* **Set task**:
Which lines hold the string "BEFORE"? Copy every one of them.

* **Lines of data**:
____________
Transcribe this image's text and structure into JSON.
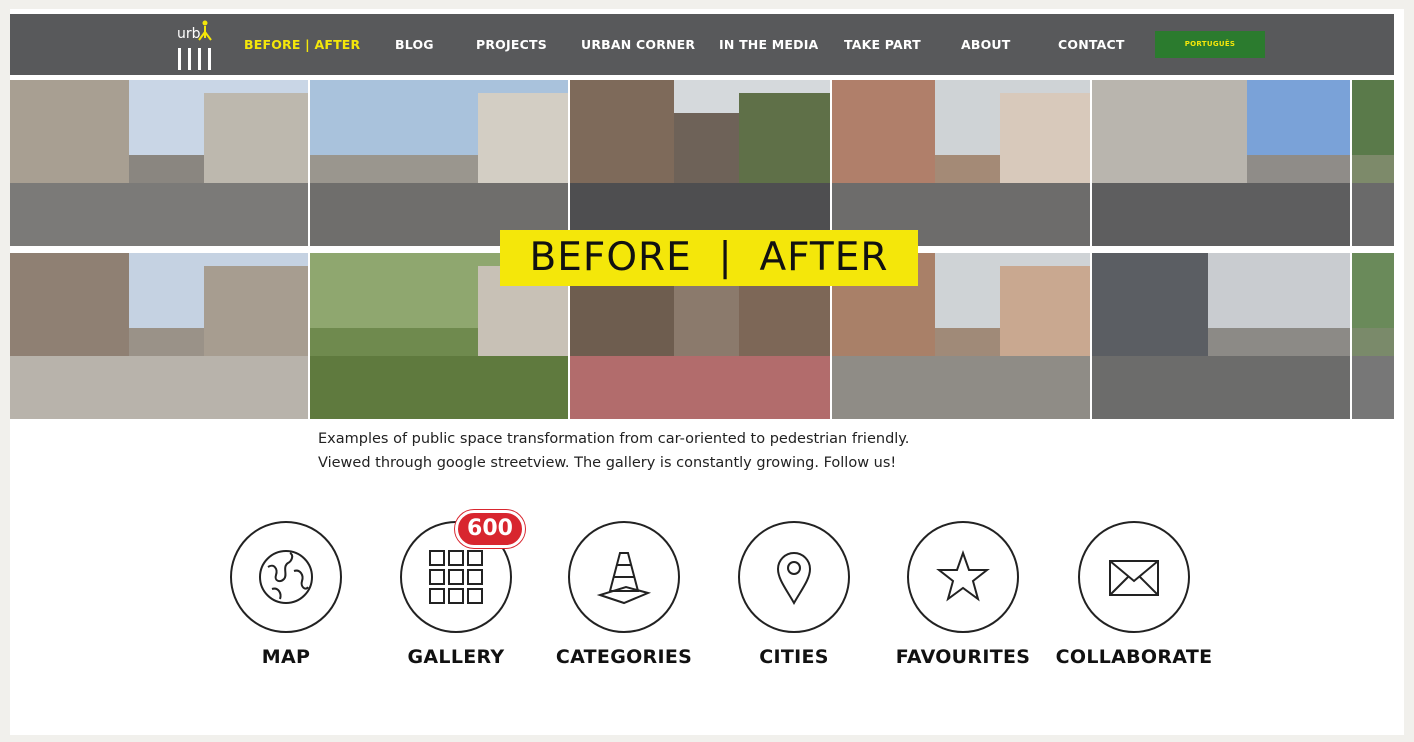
{
  "nav": {
    "items": [
      {
        "label": "BEFORE | AFTER",
        "active": true
      },
      {
        "label": "BLOG"
      },
      {
        "label": "PROJECTS"
      },
      {
        "label": "URBAN CORNER"
      },
      {
        "label": "IN THE MEDIA"
      },
      {
        "label": "TAKE PART"
      },
      {
        "label": "ABOUT"
      },
      {
        "label": "CONTACT"
      }
    ],
    "language_button": "PORTUGUÊS"
  },
  "hero": {
    "title": "BEFORE  |  AFTER"
  },
  "description": {
    "line1": "Examples of public space transformation from car-oriented to pedestrian friendly.",
    "line2": "Viewed through google streetview. The gallery is constantly growing. Follow us!"
  },
  "sections": [
    {
      "label": "MAP",
      "icon": "globe-icon"
    },
    {
      "label": "GALLERY",
      "icon": "grid-icon",
      "badge": "600"
    },
    {
      "label": "CATEGORIES",
      "icon": "traffic-cone-icon"
    },
    {
      "label": "CITIES",
      "icon": "map-pin-icon"
    },
    {
      "label": "FAVOURITES",
      "icon": "star-icon"
    },
    {
      "label": "COLLABORATE",
      "icon": "envelope-icon"
    }
  ],
  "colors": {
    "nav_bg": "#58595b",
    "accent_yellow": "#f4e70a",
    "language_green": "#2b7b2e",
    "badge_red": "#d8262f"
  }
}
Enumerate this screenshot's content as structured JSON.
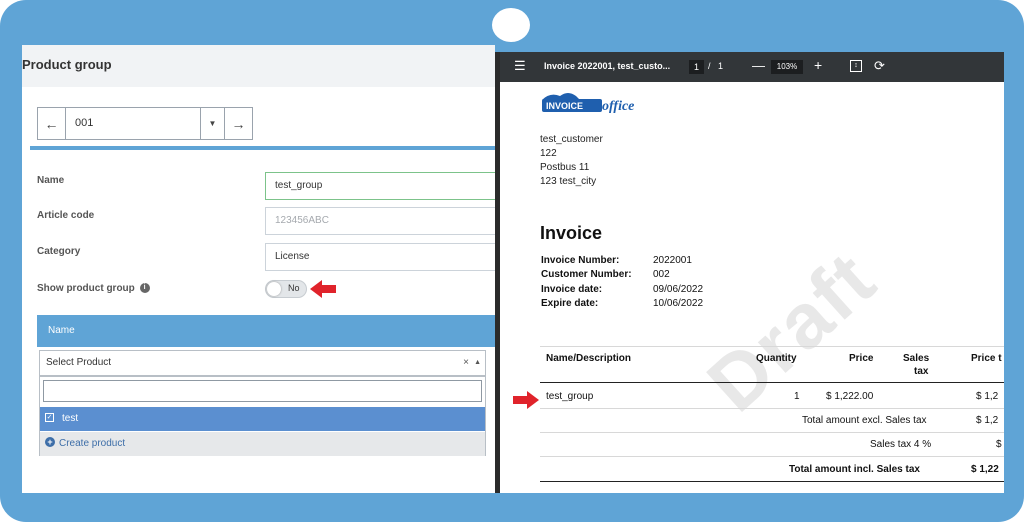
{
  "left_panel": {
    "title": "Product group",
    "record_nav": {
      "prev_icon": "arrow-left-icon",
      "value": "001",
      "dropdown_icon": "caret-down-icon",
      "next_icon": "arrow-right-icon"
    },
    "fields": {
      "name_label": "Name",
      "name_value": "test_group",
      "article_code_label": "Article code",
      "article_code_value": "123456ABC",
      "category_label": "Category",
      "category_value": "License",
      "show_group_label": "Show product group",
      "show_group_toggle": "No"
    },
    "table": {
      "header": "Name",
      "select_placeholder": "Select Product",
      "clear_icon": "×",
      "options": [
        {
          "label": "test",
          "checked": true
        }
      ],
      "create_label": "Create product"
    }
  },
  "pdf_viewer": {
    "toolbar": {
      "title": "Invoice 2022001, test_custo...",
      "page_current": "1",
      "page_sep": "/",
      "page_total": "1",
      "zoom": "103%"
    },
    "logo": {
      "text_part1": "INVOICE",
      "text_part2": "office"
    },
    "address": [
      "test_customer",
      "122",
      "Postbus 11",
      "123 test_city"
    ],
    "invoice_title": "Invoice",
    "meta": [
      {
        "label": "Invoice Number:",
        "value": "2022001"
      },
      {
        "label": "Customer Number:",
        "value": "002"
      },
      {
        "label": "Invoice date:",
        "value": "09/06/2022"
      },
      {
        "label": "Expire date:",
        "value": "10/06/2022"
      }
    ],
    "table": {
      "columns": [
        "Name/Description",
        "Quantity",
        "Price",
        "Sales",
        "tax",
        "Price t"
      ],
      "rows": [
        {
          "name": "test_group",
          "quantity": "1",
          "price": "$ 1,222.00",
          "total": "$ 1,2"
        }
      ],
      "totals": [
        {
          "label": "Total amount excl. Sales tax",
          "value": "$ 1,2"
        },
        {
          "label": "Sales tax 4 %",
          "value": "$"
        },
        {
          "label": "Total amount incl. Sales tax",
          "value": "$ 1,22"
        }
      ]
    },
    "watermark": "Draft"
  },
  "colors": {
    "frame": "#5fa4d6",
    "accent_red": "#e0232b",
    "selected_option": "#5b8fd0",
    "toolbar": "#323639"
  }
}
____________
* **Correct answer**:
        "label": "BEFORE | AFTER",
    "title": "BEFORE  |  AFTER"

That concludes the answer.